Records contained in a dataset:
-------------------------
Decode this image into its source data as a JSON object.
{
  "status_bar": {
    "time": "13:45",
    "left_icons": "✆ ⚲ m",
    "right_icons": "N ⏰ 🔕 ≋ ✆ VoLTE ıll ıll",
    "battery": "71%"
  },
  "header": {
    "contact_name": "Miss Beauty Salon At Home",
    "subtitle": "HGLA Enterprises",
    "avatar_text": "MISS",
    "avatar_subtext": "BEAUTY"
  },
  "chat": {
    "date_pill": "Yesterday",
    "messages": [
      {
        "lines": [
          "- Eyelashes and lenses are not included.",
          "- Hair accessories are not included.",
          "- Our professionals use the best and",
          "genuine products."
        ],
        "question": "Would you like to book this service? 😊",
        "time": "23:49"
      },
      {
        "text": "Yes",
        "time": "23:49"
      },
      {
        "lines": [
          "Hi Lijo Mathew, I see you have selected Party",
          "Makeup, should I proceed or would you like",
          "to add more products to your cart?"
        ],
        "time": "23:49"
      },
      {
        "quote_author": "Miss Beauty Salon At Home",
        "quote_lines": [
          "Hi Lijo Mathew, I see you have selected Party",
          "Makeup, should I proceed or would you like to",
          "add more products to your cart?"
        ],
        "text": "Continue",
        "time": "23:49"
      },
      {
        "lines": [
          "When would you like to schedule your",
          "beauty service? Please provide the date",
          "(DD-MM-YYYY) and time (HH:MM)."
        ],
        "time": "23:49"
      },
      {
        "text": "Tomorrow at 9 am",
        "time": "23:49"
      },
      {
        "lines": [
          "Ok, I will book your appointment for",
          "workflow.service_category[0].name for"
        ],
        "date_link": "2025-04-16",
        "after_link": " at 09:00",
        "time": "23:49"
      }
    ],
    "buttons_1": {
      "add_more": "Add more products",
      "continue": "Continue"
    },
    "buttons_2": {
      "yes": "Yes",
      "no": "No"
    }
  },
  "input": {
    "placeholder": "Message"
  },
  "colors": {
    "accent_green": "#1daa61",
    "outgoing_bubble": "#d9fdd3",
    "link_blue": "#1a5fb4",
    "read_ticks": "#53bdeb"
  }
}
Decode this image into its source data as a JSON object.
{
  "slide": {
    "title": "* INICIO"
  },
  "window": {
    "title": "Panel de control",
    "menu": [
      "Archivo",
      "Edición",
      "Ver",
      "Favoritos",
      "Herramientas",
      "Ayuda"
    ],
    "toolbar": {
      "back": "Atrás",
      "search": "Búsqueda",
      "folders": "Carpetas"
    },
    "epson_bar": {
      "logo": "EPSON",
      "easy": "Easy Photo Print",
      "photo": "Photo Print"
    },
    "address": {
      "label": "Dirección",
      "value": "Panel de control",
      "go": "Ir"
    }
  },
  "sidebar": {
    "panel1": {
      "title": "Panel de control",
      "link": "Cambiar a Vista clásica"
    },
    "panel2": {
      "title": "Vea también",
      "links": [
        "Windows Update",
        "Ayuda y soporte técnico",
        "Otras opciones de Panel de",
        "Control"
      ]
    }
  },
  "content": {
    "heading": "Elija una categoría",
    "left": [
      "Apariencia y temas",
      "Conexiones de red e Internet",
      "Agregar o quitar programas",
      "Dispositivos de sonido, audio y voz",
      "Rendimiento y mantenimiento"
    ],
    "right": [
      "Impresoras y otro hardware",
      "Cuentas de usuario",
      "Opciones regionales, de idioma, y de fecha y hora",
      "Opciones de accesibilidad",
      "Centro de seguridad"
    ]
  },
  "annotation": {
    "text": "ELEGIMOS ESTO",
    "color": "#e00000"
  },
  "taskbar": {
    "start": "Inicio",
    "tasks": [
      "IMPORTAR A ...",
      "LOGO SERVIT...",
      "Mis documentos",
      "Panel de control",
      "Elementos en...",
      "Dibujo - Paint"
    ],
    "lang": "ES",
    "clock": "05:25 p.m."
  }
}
-------------------------
WHAT YOU HAVE TO DO
Repeat the listing exactly, from its first line to its last.

FULL OUTPUT
Decode this image into its source data as a JSON object.
{
  "status_bar": {
    "time": "13:45",
    "left_icons": "✆ ⚲ m",
    "right_icons": "N ⏰ 🔕 ≋ ✆ VoLTE ıll ıll",
    "battery": "71%"
  },
  "header": {
    "contact_name": "Miss Beauty Salon At Home",
    "subtitle": "HGLA Enterprises",
    "avatar_text": "MISS",
    "avatar_subtext": "BEAUTY"
  },
  "chat": {
    "date_pill": "Yesterday",
    "messages": [
      {
        "lines": [
          "- Eyelashes and lenses are not included.",
          "- Hair accessories are not included.",
          "- Our professionals use the best and",
          "genuine products."
        ],
        "question": "Would you like to book this service? 😊",
        "time": "23:49"
      },
      {
        "text": "Yes",
        "time": "23:49"
      },
      {
        "lines": [
          "Hi Lijo Mathew, I see you have selected Party",
          "Makeup, should I proceed or would you like",
          "to add more products to your cart?"
        ],
        "time": "23:49"
      },
      {
        "quote_author": "Miss Beauty Salon At Home",
        "quote_lines": [
          "Hi Lijo Mathew, I see you have selected Party",
          "Makeup, should I proceed or would you like to",
          "add more products to your cart?"
        ],
        "text": "Continue",
        "time": "23:49"
      },
      {
        "lines": [
          "When would you like to schedule your",
          "beauty service? Please provide the date",
          "(DD-MM-YYYY) and time (HH:MM)."
        ],
        "time": "23:49"
      },
      {
        "text": "Tomorrow at 9 am",
        "time": "23:49"
      },
      {
        "lines": [
          "Ok, I will book your appointment for",
          "workflow.service_category[0].name for"
        ],
        "date_link": "2025-04-16",
        "after_link": " at 09:00",
        "time": "23:49"
      }
    ],
    "buttons_1": {
      "add_more": "Add more products",
      "continue": "Continue"
    },
    "buttons_2": {
      "yes": "Yes",
      "no": "No"
    }
  },
  "input": {
    "placeholder": "Message"
  },
  "colors": {
    "accent_green": "#1daa61",
    "outgoing_bubble": "#d9fdd3",
    "link_blue": "#1a5fb4",
    "read_ticks": "#53bdeb"
  }
}
Decode this image into its source data as a JSON object.
{
  "slide": {
    "title": "* INICIO"
  },
  "window": {
    "title": "Panel de control",
    "menu": [
      "Archivo",
      "Edición",
      "Ver",
      "Favoritos",
      "Herramientas",
      "Ayuda"
    ],
    "toolbar": {
      "back": "Atrás",
      "search": "Búsqueda",
      "folders": "Carpetas"
    },
    "epson_bar": {
      "logo": "EPSON",
      "easy": "Easy Photo Print",
      "photo": "Photo Print"
    },
    "address": {
      "label": "Dirección",
      "value": "Panel de control",
      "go": "Ir"
    }
  },
  "sidebar": {
    "panel1": {
      "title": "Panel de control",
      "link": "Cambiar a Vista clásica"
    },
    "panel2": {
      "title": "Vea también",
      "links": [
        "Windows Update",
        "Ayuda y soporte técnico",
        "Otras opciones de Panel de",
        "Control"
      ]
    }
  },
  "content": {
    "heading": "Elija una categoría",
    "left": [
      "Apariencia y temas",
      "Conexiones de red e Internet",
      "Agregar o quitar programas",
      "Dispositivos de sonido, audio y voz",
      "Rendimiento y mantenimiento"
    ],
    "right": [
      "Impresoras y otro hardware",
      "Cuentas de usuario",
      "Opciones regionales, de idioma, y de fecha y hora",
      "Opciones de accesibilidad",
      "Centro de seguridad"
    ]
  },
  "annotation": {
    "text": "ELEGIMOS ESTO",
    "color": "#e00000"
  },
  "taskbar": {
    "start": "Inicio",
    "tasks": [
      "IMPORTAR A ...",
      "LOGO SERVIT...",
      "Mis documentos",
      "Panel de control",
      "Elementos en...",
      "Dibujo - Paint"
    ],
    "lang": "ES",
    "clock": "05:25 p.m."
  }
}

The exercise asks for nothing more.